§ **Written exercise**: Copy all of the material word for word, except for the pictures.

* start Information given *

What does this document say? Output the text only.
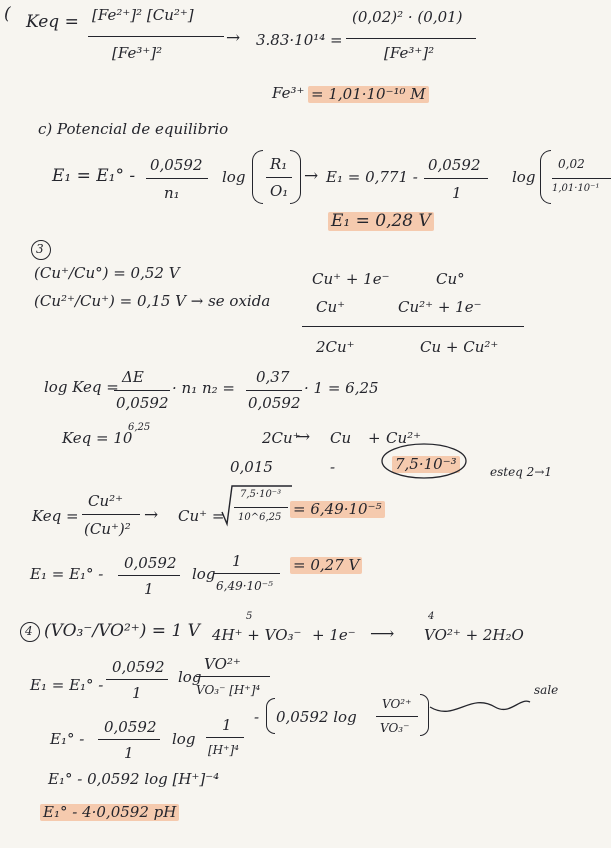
( Keq = [Fe²⁺]² [Cu²⁺]
[Fe³⁺]²
→ 3.83·10¹⁴ =
(0,02)² · (0,01)
[Fe³⁺]²
Fe³⁺ = 1,01·10⁻¹⁰ M
c) Potencial de equilibrio
E₁ = E₁° -
0,0592
n₁
log
R₁
O₁
→ E₁ = 0,771 -
0,0592
1
log
0,02
1,01·10⁻¹
E₁ = 0,28 V
3
(Cu⁺/Cu°) = 0,52 V
(Cu²⁺/Cu⁺) = 0,15 V → se oxida
Cu⁺ + 1e⁻	Cu°
Cu⁺	Cu²⁺ + 1e⁻
2Cu⁺	Cu + Cu²⁺
log Keq =
ΔE
0,0592
· n₁ n₂ =
0,37
0,0592
· 1 = 6,25
Keq = 10
6,25
2Cu⁺
→ Cu + Cu²⁺
0,015	-	7,5·10⁻³	esteq 2→1
Keq =
Cu²⁺
(Cu⁺)²
→ Cu⁺ =
7,5·10⁻³
10^6,25 = 6,49·10⁻⁵
E₁ = E₁° -
0,0592
1
log
1
6,49·10⁻⁵
= 0,27 V
4 (VO₃⁻/VO²⁺) = 1 V
5
4H⁺ + VO₃⁻ + 1e⁻ ⟶
4
VO²⁺ + 2H₂O
E₁ = E₁° -
0,0592
1
log
VO²⁺
VO₃⁻ [H⁺]⁴
E₁° -
0,0592
1
log
1
[H⁺]⁴
- 0,0592 log
VO²⁺
VO₃⁻
sale
E₁° - 0,0592 log [H⁺]⁻⁴
E₁° - 4·0,0592 pH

* end Information given *

§ **Task response**:
What does this document say? Output the text only.
( Keq = [Fe²⁺]² [Cu²⁺]
[Fe³⁺]²
→ 3.83·10¹⁴ =
(0,02)² · (0,01)
[Fe³⁺]²
Fe³⁺ = 1,01·10⁻¹⁰ M
c) Potencial de equilibrio
E₁ = E₁° -
0,0592
n₁
log
R₁
O₁
→ E₁ = 0,771 -
0,0592
1
log
0,02
1,01·10⁻¹
E₁ = 0,28 V
3
(Cu⁺/Cu°) = 0,52 V
(Cu²⁺/Cu⁺) = 0,15 V → se oxida
Cu⁺ + 1e⁻	Cu°
Cu⁺	Cu²⁺ + 1e⁻
2Cu⁺	Cu + Cu²⁺
log Keq =
ΔE
0,0592
· n₁ n₂ =
0,37
0,0592
· 1 = 6,25
Keq = 10
6,25
2Cu⁺
→ Cu + Cu²⁺
0,015	-	7,5·10⁻³	esteq 2→1
Keq =
Cu²⁺
(Cu⁺)²
→ Cu⁺ =
7,5·10⁻³
10^6,25 = 6,49·10⁻⁵
E₁ = E₁° -
0,0592
1
log
1
6,49·10⁻⁵
= 0,27 V
4 (VO₃⁻/VO²⁺) = 1 V
5
4H⁺ + VO₃⁻ + 1e⁻ ⟶
4
VO²⁺ + 2H₂O
E₁ = E₁° -
0,0592
1
log
VO²⁺
VO₃⁻ [H⁺]⁴
E₁° -
0,0592
1
log
1
[H⁺]⁴
- 0,0592 log
VO²⁺
VO₃⁻
sale
E₁° - 0,0592 log [H⁺]⁻⁴
E₁° - 4·0,0592 pH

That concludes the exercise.